Extrait du texte =>
● ● ●

Par Arbobo, le 15-09-2011
Littérature et BD
Cet article fait partie de la série 'Rentrée littéraire 2011' composée de 11 articles. Playlist Society fait sa rentrée littéraire 2011. Voir le sommaire de la série.

Routier du clavier, Jean Rolin n’est pas non plus journaliste pour rien. Il documente ses livres, facile lorsqu’il s’agit de L’organisation inspiré de sa jeunesse militante, plus inattendu lorsqu’il embarque sur L’Albatros qui assure la liaison entre les possessions françaises en terres australes. Primé et respecté, Rolin est autant considéré comme intellectuel que comme écrivain. Pas comme un styliste, espère-t-on.

L’écriture est à l’ancienne, avec Rolin, l’apostrophe au lecteur, la construction rétrospective qui crée un “faux-présent”. Rien de surprenant à ce que l’auteur reprenne ces préférences dans son dernier ouvrage, c’est cela aussi être écrivain. Coller à son sujet, modeler l’écriture à son sujet, c’en est une autre manière. Dans ce “ravissement” qui n’aura lieu ni pour Britney Spears ni pour le lecteur, Rolin ne choisit malheureusement pas entre ces deux options qui s’annulent et se nuisent l’une l’autre.

● ● ●

Informations affichées =>
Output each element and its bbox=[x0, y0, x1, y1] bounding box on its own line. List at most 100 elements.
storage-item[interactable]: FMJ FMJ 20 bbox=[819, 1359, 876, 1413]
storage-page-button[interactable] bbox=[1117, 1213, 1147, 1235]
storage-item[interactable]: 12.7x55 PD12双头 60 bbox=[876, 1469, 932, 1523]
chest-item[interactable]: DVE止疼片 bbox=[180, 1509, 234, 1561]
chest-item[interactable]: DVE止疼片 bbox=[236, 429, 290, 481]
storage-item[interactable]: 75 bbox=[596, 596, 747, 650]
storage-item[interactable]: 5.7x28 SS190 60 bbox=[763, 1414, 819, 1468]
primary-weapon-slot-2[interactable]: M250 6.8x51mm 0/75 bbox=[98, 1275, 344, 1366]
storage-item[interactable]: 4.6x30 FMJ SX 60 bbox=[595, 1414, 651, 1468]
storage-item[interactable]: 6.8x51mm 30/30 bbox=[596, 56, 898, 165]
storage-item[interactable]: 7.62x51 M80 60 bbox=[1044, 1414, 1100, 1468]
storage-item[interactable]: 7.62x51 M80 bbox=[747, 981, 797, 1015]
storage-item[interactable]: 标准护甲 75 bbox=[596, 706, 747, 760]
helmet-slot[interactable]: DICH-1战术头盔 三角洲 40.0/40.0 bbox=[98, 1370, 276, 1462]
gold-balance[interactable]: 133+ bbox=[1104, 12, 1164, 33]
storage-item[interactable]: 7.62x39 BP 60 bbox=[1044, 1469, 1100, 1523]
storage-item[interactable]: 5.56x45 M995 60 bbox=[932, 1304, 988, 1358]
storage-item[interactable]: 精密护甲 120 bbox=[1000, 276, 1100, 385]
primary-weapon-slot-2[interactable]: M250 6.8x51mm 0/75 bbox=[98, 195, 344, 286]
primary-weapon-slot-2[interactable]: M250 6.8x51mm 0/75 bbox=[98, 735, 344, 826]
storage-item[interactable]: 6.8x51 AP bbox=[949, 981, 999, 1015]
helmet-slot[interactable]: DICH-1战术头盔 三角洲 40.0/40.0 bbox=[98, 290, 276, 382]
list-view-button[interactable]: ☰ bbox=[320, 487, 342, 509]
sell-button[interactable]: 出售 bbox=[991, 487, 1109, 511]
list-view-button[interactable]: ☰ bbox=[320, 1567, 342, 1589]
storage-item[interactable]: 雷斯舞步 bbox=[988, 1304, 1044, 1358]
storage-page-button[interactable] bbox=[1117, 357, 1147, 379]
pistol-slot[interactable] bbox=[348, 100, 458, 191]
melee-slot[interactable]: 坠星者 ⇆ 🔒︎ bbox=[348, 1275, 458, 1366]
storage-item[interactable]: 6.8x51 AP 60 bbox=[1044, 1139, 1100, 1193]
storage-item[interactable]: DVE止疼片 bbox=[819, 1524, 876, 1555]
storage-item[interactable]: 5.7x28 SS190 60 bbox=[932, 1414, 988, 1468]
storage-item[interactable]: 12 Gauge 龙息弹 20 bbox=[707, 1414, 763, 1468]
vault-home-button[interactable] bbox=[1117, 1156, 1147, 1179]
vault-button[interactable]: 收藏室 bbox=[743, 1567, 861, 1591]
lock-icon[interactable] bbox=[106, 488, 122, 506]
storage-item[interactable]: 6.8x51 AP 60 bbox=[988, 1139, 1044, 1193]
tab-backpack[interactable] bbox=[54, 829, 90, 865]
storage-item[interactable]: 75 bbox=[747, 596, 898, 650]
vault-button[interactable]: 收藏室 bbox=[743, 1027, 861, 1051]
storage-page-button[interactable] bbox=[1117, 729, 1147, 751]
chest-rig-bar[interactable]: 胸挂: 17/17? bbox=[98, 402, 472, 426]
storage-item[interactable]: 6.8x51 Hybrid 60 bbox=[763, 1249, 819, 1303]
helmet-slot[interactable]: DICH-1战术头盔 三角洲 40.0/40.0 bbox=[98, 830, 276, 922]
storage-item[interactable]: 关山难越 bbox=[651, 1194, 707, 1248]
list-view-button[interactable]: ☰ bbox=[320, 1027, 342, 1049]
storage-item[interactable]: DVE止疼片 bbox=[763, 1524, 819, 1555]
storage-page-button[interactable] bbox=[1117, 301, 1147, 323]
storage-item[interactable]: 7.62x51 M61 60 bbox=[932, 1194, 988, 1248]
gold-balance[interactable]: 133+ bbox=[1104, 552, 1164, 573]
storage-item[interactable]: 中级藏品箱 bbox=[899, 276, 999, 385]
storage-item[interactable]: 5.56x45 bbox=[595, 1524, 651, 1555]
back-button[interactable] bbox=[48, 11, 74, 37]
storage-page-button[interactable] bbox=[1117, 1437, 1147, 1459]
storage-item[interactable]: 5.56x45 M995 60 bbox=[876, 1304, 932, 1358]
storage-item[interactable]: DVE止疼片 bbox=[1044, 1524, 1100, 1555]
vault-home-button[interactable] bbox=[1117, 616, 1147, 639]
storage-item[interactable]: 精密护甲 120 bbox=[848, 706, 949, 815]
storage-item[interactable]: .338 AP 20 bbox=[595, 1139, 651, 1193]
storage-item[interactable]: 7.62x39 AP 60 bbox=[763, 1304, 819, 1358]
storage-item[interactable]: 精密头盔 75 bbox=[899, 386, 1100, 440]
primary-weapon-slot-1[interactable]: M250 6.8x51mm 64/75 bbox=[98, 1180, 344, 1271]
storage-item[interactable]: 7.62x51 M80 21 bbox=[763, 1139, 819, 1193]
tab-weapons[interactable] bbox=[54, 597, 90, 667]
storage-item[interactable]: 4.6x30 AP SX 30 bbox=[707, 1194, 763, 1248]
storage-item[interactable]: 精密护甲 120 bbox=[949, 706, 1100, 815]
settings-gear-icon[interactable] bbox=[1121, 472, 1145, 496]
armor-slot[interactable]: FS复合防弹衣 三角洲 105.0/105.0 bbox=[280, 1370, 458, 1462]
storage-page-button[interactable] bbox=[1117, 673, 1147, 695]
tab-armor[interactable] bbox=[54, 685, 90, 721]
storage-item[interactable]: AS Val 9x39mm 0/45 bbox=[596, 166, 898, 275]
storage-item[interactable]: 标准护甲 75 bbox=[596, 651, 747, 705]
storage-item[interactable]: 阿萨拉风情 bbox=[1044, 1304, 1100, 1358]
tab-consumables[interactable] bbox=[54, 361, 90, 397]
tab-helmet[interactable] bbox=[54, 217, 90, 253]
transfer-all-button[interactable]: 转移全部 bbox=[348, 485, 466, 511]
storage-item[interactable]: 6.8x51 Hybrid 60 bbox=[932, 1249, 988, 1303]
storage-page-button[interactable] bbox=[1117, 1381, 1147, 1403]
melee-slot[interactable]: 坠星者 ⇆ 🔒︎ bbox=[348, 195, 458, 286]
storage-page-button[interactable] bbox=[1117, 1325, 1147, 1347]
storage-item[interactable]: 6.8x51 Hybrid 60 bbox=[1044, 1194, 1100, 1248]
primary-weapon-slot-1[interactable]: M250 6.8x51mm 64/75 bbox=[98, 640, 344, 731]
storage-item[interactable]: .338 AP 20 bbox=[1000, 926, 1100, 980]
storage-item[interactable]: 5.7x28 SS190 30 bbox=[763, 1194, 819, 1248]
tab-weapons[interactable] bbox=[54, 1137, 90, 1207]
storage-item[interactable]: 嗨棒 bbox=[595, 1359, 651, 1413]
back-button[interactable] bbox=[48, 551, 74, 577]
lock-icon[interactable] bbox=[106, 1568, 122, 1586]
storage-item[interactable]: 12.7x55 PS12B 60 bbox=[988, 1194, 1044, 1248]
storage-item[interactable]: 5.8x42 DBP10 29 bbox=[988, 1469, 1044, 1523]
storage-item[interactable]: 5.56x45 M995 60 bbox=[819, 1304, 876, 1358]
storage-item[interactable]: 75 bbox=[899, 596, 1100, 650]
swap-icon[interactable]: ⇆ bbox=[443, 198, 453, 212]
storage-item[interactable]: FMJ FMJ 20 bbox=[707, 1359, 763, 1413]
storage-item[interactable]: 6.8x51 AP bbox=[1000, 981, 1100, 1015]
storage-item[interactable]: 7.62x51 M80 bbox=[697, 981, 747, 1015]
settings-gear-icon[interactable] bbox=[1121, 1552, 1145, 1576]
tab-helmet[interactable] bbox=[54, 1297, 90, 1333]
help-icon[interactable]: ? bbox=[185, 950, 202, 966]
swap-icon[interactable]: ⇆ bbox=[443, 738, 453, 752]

● ● ●

Consignes =>
(a) Résumez en deux phrases le paragraphe de l'extrait qui commence par « Routier du clavier », en conservant ses faits principaux.
(b) Poursuivez l'extrait sur Jean Rolin à partir de sa dernière phrase.
Les entrées n'ont aucun rôle dans ce travail.

Réponses =>
(a) Jean Rolin, qui est aussi journaliste, documente ses livres : c'est facile pour L'organisation, inspiré de sa jeunesse militante, et plus inattendu quand il embarque sur L'Albatros, qui relie les possessions françaises en terres australes. Primé et respecté, il est considéré autant comme un intellectuel que comme un écrivain, mais pas, espère-t-on, comme un styliste.

(b)
Ajoutez un penchant pour la citation et l’abondance de références culturelles, et le jeu des comparaisons devient plus que légitime. Changements de registre, diversions du récit, multiplication des points de vue, ce Ravissement redouble d’artifices pour tirer le livre de l’ennui profond et du néant dans lequel son sujet premier l’attire : la fascination médiatique pour les people et le vide insondable de leur existence. Mais surtout, à quinze ans de distance on lit un mauvais décalque, une copie fanée, de L’organisation. Tout ici s’en fait l’envers, le négatif, son sujet fort, son choix narratif et stylistique cohérent, jusqu’à l’humour, omniprésent dans le précédent et qui ici fait mouche dès la page 220. Rolin se trahit par moment, la tentation du style revient, une tournure un peu plus recherchée, une phrase bien tournée, émergent de ce flot aussi lisse que le papier glacé des magazines qu’il met en scène.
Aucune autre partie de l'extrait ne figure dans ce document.